### Source material
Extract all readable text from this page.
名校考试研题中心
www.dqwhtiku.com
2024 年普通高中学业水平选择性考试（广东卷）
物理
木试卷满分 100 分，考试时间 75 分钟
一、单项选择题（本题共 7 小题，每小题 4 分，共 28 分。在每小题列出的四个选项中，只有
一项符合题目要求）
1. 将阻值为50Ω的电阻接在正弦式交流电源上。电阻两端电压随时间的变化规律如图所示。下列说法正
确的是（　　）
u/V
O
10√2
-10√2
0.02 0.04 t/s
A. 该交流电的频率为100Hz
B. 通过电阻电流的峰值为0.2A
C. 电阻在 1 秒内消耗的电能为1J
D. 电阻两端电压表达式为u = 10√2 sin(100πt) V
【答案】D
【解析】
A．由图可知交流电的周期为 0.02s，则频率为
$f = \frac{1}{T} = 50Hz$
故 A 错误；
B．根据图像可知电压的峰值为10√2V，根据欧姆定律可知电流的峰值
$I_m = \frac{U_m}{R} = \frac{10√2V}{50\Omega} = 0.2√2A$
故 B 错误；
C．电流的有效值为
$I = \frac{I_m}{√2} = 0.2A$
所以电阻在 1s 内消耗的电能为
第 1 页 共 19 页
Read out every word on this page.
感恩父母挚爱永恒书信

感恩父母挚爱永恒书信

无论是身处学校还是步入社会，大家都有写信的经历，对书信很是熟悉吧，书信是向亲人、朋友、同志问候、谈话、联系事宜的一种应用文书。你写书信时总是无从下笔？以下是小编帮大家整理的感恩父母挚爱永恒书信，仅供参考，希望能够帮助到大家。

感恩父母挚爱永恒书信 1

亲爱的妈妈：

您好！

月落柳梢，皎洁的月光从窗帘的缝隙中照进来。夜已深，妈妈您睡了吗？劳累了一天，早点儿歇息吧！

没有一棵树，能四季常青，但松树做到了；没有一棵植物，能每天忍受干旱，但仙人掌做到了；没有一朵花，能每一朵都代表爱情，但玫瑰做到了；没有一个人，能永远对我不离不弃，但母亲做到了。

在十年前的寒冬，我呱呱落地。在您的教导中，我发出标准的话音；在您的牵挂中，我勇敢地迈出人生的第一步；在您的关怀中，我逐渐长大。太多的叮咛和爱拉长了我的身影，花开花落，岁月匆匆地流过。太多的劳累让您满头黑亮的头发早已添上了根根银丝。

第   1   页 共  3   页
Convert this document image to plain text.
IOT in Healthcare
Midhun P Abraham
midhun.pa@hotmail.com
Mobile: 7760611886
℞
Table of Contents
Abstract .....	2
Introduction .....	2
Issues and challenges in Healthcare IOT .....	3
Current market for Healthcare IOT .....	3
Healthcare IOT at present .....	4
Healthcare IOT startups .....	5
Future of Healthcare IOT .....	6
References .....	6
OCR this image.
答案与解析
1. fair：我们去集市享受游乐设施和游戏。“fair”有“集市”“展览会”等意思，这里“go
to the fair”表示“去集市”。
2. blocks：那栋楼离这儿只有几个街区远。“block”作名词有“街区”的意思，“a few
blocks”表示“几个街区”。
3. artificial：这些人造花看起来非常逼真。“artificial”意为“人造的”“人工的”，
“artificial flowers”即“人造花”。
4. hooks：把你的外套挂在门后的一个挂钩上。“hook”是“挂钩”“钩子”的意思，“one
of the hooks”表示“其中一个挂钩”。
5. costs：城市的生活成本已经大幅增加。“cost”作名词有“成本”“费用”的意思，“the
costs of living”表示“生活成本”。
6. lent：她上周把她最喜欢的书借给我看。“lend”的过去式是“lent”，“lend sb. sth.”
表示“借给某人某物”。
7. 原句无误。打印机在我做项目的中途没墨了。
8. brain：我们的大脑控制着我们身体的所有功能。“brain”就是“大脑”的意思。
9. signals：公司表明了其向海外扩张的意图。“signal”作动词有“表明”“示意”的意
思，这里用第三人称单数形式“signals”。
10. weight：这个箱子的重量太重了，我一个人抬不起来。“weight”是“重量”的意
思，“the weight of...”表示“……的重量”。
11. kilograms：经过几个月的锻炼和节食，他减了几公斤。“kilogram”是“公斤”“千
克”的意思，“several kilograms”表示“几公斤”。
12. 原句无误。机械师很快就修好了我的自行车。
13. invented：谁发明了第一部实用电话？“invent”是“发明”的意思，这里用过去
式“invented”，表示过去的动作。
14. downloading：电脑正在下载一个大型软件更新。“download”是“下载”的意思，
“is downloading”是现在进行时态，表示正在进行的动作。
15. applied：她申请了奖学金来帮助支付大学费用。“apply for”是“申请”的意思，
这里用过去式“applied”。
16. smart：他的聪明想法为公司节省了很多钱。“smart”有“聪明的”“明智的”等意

### What the task requires
Return every entry verbatim.

### Result
Extract all readable text from this page.
名校考试研题中心
www.dqwhtiku.com
2024 年普通高中学业水平选择性考试（广东卷）
物理
木试卷满分 100 分，考试时间 75 分钟
一、单项选择题（本题共 7 小题，每小题 4 分，共 28 分。在每小题列出的四个选项中，只有
一项符合题目要求）
1. 将阻值为50Ω的电阻接在正弦式交流电源上。电阻两端电压随时间的变化规律如图所示。下列说法正
确的是（　　）
u/V
O
10√2
-10√2
0.02 0.04 t/s
A. 该交流电的频率为100Hz
B. 通过电阻电流的峰值为0.2A
C. 电阻在 1 秒内消耗的电能为1J
D. 电阻两端电压表达式为u = 10√2 sin(100πt) V
【答案】D
【解析】
A．由图可知交流电的周期为 0.02s，则频率为
$f = \frac{1}{T} = 50Hz$
故 A 错误；
B．根据图像可知电压的峰值为10√2V，根据欧姆定律可知电流的峰值
$I_m = \frac{U_m}{R} = \frac{10√2V}{50\Omega} = 0.2√2A$
故 B 错误；
C．电流的有效值为
$I = \frac{I_m}{√2} = 0.2A$
所以电阻在 1s 内消耗的电能为
第 1 页 共 19 页
Read out every word on this page.
感恩父母挚爱永恒书信

感恩父母挚爱永恒书信

无论是身处学校还是步入社会，大家都有写信的经历，对书信很是熟悉吧，书信是向亲人、朋友、同志问候、谈话、联系事宜的一种应用文书。你写书信时总是无从下笔？以下是小编帮大家整理的感恩父母挚爱永恒书信，仅供参考，希望能够帮助到大家。

感恩父母挚爱永恒书信 1

亲爱的妈妈：

您好！

月落柳梢，皎洁的月光从窗帘的缝隙中照进来。夜已深，妈妈您睡了吗？劳累了一天，早点儿歇息吧！

没有一棵树，能四季常青，但松树做到了；没有一棵植物，能每天忍受干旱，但仙人掌做到了；没有一朵花，能每一朵都代表爱情，但玫瑰做到了；没有一个人，能永远对我不离不弃，但母亲做到了。

在十年前的寒冬，我呱呱落地。在您的教导中，我发出标准的话音；在您的牵挂中，我勇敢地迈出人生的第一步；在您的关怀中，我逐渐长大。太多的叮咛和爱拉长了我的身影，花开花落，岁月匆匆地流过。太多的劳累让您满头黑亮的头发早已添上了根根银丝。

第   1   页 共  3   页
Convert this document image to plain text.
IOT in Healthcare
Midhun P Abraham
midhun.pa@hotmail.com
Mobile: 7760611886
℞
Table of Contents
Abstract .....	2
Introduction .....	2
Issues and challenges in Healthcare IOT .....	3
Current market for Healthcare IOT .....	3
Healthcare IOT at present .....	4
Healthcare IOT startups .....	5
Future of Healthcare IOT .....	6
References .....	6
OCR this image.
答案与解析
1. fair：我们去集市享受游乐设施和游戏。“fair”有“集市”“展览会”等意思，这里“go
to the fair”表示“去集市”。
2. blocks：那栋楼离这儿只有几个街区远。“block”作名词有“街区”的意思，“a few
blocks”表示“几个街区”。
3. artificial：这些人造花看起来非常逼真。“artificial”意为“人造的”“人工的”，
“artificial flowers”即“人造花”。
4. hooks：把你的外套挂在门后的一个挂钩上。“hook”是“挂钩”“钩子”的意思，“one
of the hooks”表示“其中一个挂钩”。
5. costs：城市的生活成本已经大幅增加。“cost”作名词有“成本”“费用”的意思，“the
costs of living”表示“生活成本”。
6. lent：她上周把她最喜欢的书借给我看。“lend”的过去式是“lent”，“lend sb. sth.”
表示“借给某人某物”。
7. 原句无误。打印机在我做项目的中途没墨了。
8. brain：我们的大脑控制着我们身体的所有功能。“brain”就是“大脑”的意思。
9. signals：公司表明了其向海外扩张的意图。“signal”作动词有“表明”“示意”的意
思，这里用第三人称单数形式“signals”。
10. weight：这个箱子的重量太重了，我一个人抬不起来。“weight”是“重量”的意
思，“the weight of...”表示“……的重量”。
11. kilograms：经过几个月的锻炼和节食，他减了几公斤。“kilogram”是“公斤”“千
克”的意思，“several kilograms”表示“几公斤”。
12. 原句无误。机械师很快就修好了我的自行车。
13. invented：谁发明了第一部实用电话？“invent”是“发明”的意思，这里用过去
式“invented”，表示过去的动作。
14. downloading：电脑正在下载一个大型软件更新。“download”是“下载”的意思，
“is downloading”是现在进行时态，表示正在进行的动作。
15. applied：她申请了奖学金来帮助支付大学费用。“apply for”是“申请”的意思，
这里用过去式“applied”。
16. smart：他的聪明想法为公司节省了很多钱。“smart”有“聪明的”“明智的”等意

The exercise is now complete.